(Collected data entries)

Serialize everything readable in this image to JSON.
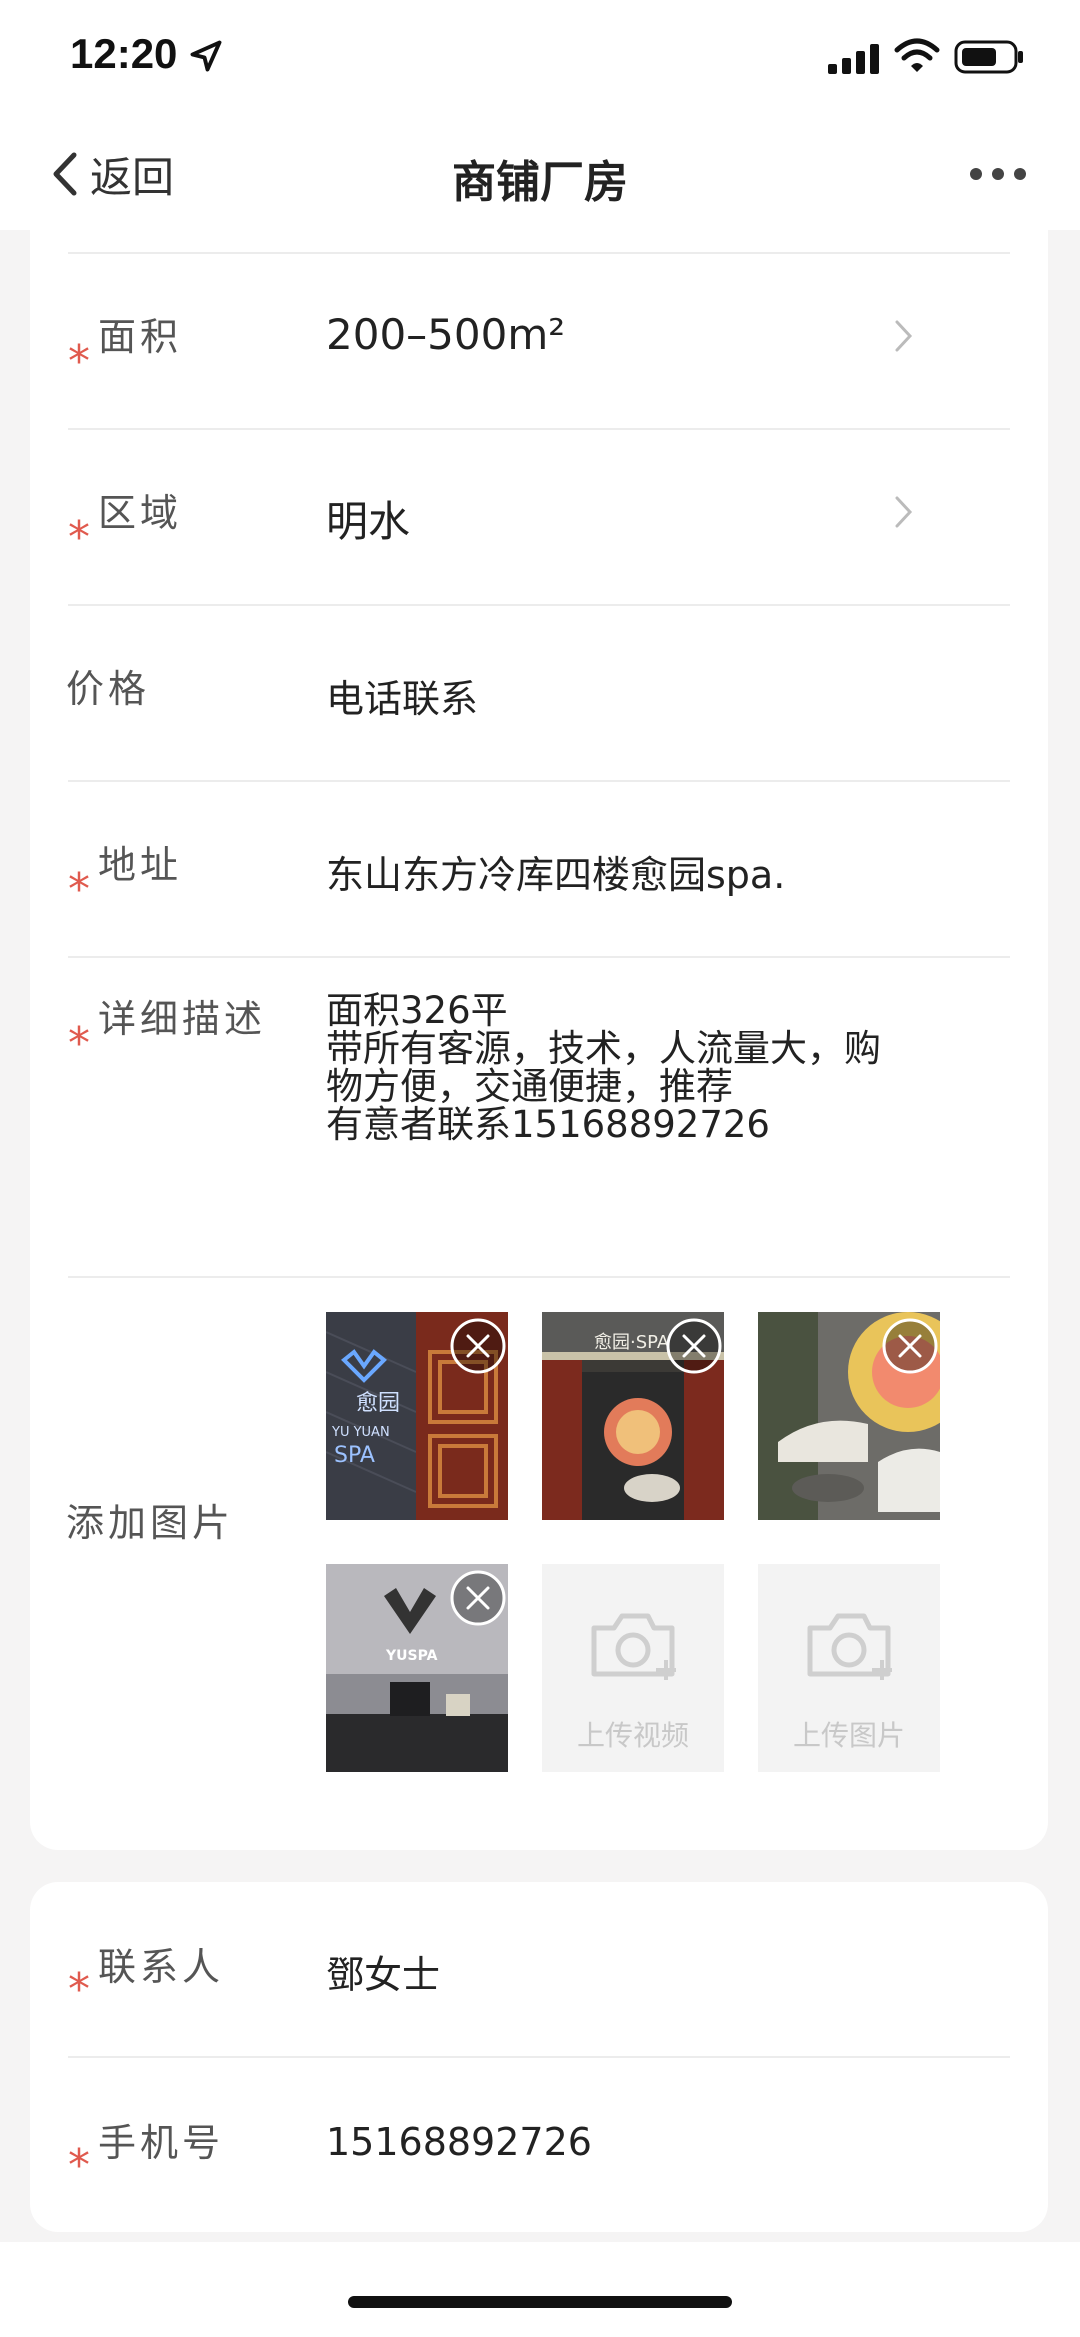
{
  "status_bar": {
    "time": "12:20"
  },
  "nav": {
    "back_label": "返回",
    "title": "商铺厂房"
  },
  "form": {
    "area": {
      "label": "面积",
      "value": "200–500m²"
    },
    "region": {
      "label": "区域",
      "value": "明水"
    },
    "price": {
      "label": "价格",
      "value": "电话联系"
    },
    "address": {
      "label": "地址",
      "value": "东山东方冷库四楼愈园spa."
    },
    "description": {
      "label": "详细描述",
      "lines": [
        "面积326平",
        "带所有客源，技术，人流量大，购",
        "物方便，交通便捷，推荐",
        "有意者联系15168892726"
      ]
    },
    "photos": {
      "label": "添加图片",
      "thumb_texts": [
        "愈园",
        "YU YUAN",
        "SPA",
        "愈园·SPA",
        "YUSPA"
      ],
      "upload_video_label": "上传视频",
      "upload_image_label": "上传图片"
    }
  },
  "contact": {
    "name": {
      "label": "联系人",
      "value": "鄧女士"
    },
    "phone": {
      "label": "手机号",
      "value": "15168892726"
    }
  },
  "required_mark": "*",
  "colors": {
    "required": "#e05a4e",
    "background": "#f5f4f4",
    "card": "#ffffff"
  },
  "icons": [
    "location-arrow-icon",
    "signal-icon",
    "wifi-icon",
    "battery-icon",
    "back-chevron-icon",
    "more-icon",
    "chevron-right-icon",
    "close-icon",
    "camera-icon"
  ]
}
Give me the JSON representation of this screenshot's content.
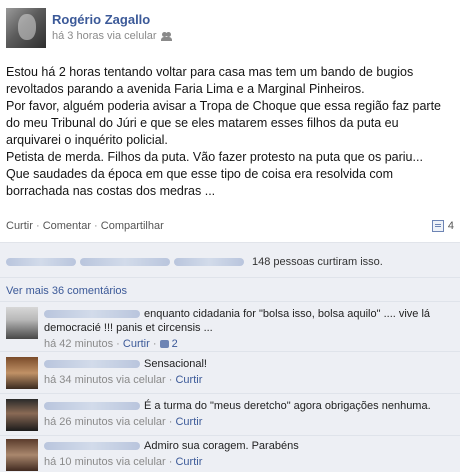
{
  "post": {
    "author": "Rogério Zagallo",
    "meta": "há 3 horas via celular",
    "paragraphs": [
      "Estou há 2 horas tentando voltar para casa mas tem um bando de bugios revoltados parando a avenida Faria Lima e a Marginal Pinheiros.",
      "Por favor, alguém poderia avisar a Tropa de Choque que essa região faz parte do meu Tribunal do Júri e que se eles matarem esses filhos da puta eu arquivarei o inquérito policial.",
      "Petista de merda. Filhos da puta. Vão fazer protesto na puta que os pariu...",
      "Que saudades da época em que esse tipo de coisa era resolvida com borrachada nas costas dos medras ..."
    ],
    "actions": {
      "like": "Curtir",
      "comment": "Comentar",
      "share": "Compartilhar",
      "separator": "·"
    },
    "comment_count": "4",
    "likes_text": "148 pessoas curtiram isso.",
    "more_comments": "Ver mais 36 comentários"
  },
  "comments": [
    {
      "text": "enquanto cidadania for \"bolsa isso, bolsa aquilo\" .... vive lá democracié !!! panis et circensis ...",
      "time": "há 42 minutos",
      "like": "Curtir",
      "likes": "2",
      "separator": "·"
    },
    {
      "text": "Sensacional!",
      "time": "há 34 minutos via celular",
      "like": "Curtir",
      "separator": "·"
    },
    {
      "text": "É a turma do \"meus deretcho\" agora obrigações nenhuma.",
      "time": "há 26 minutos via celular",
      "like": "Curtir",
      "separator": "·"
    },
    {
      "text": "Admiro sua coragem. Parabéns",
      "time": "há 10 minutos via celular",
      "like": "Curtir",
      "separator": "·"
    }
  ]
}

◆ Given task ◆
Exclude the pictures and transcribe all of the entries exactly.

◆ Exercise solution ◆
Serialize everything readable in this image to JSON.
{
  "status_bar": {
    "time": "12:20"
  },
  "nav": {
    "back_label": "返回",
    "title": "商铺厂房"
  },
  "form": {
    "area": {
      "label": "面积",
      "value": "200–500m²"
    },
    "region": {
      "label": "区域",
      "value": "明水"
    },
    "price": {
      "label": "价格",
      "value": "电话联系"
    },
    "address": {
      "label": "地址",
      "value": "东山东方冷库四楼愈园spa."
    },
    "description": {
      "label": "详细描述",
      "lines": [
        "面积326平",
        "带所有客源，技术，人流量大，购",
        "物方便，交通便捷，推荐",
        "有意者联系15168892726"
      ]
    },
    "photos": {
      "label": "添加图片",
      "thumb_texts": [
        "愈园",
        "YU YUAN",
        "SPA",
        "愈园·SPA",
        "YUSPA"
      ],
      "upload_video_label": "上传视频",
      "upload_image_label": "上传图片"
    }
  },
  "contact": {
    "name": {
      "label": "联系人",
      "value": "鄧女士"
    },
    "phone": {
      "label": "手机号",
      "value": "15168892726"
    }
  },
  "required_mark": "*",
  "colors": {
    "required": "#e05a4e",
    "background": "#f5f4f4",
    "card": "#ffffff"
  },
  "icons": [
    "location-arrow-icon",
    "signal-icon",
    "wifi-icon",
    "battery-icon",
    "back-chevron-icon",
    "more-icon",
    "chevron-right-icon",
    "close-icon",
    "camera-icon"
  ]
}
Give me the JSON representation of this screenshot's content.
{
  "post": {
    "author": "Rogério Zagallo",
    "meta": "há 3 horas via celular",
    "paragraphs": [
      "Estou há 2 horas tentando voltar para casa mas tem um bando de bugios revoltados parando a avenida Faria Lima e a Marginal Pinheiros.",
      "Por favor, alguém poderia avisar a Tropa de Choque que essa região faz parte do meu Tribunal do Júri e que se eles matarem esses filhos da puta eu arquivarei o inquérito policial.",
      "Petista de merda. Filhos da puta. Vão fazer protesto na puta que os pariu...",
      "Que saudades da época em que esse tipo de coisa era resolvida com borrachada nas costas dos medras ..."
    ],
    "actions": {
      "like": "Curtir",
      "comment": "Comentar",
      "share": "Compartilhar",
      "separator": "·"
    },
    "comment_count": "4",
    "likes_text": "148 pessoas curtiram isso.",
    "more_comments": "Ver mais 36 comentários"
  },
  "comments": [
    {
      "text": "enquanto cidadania for \"bolsa isso, bolsa aquilo\" .... vive lá democracié !!! panis et circensis ...",
      "time": "há 42 minutos",
      "like": "Curtir",
      "likes": "2",
      "separator": "·"
    },
    {
      "text": "Sensacional!",
      "time": "há 34 minutos via celular",
      "like": "Curtir",
      "separator": "·"
    },
    {
      "text": "É a turma do \"meus deretcho\" agora obrigações nenhuma.",
      "time": "há 26 minutos via celular",
      "like": "Curtir",
      "separator": "·"
    },
    {
      "text": "Admiro sua coragem. Parabéns",
      "time": "há 10 minutos via celular",
      "like": "Curtir",
      "separator": "·"
    }
  ]
}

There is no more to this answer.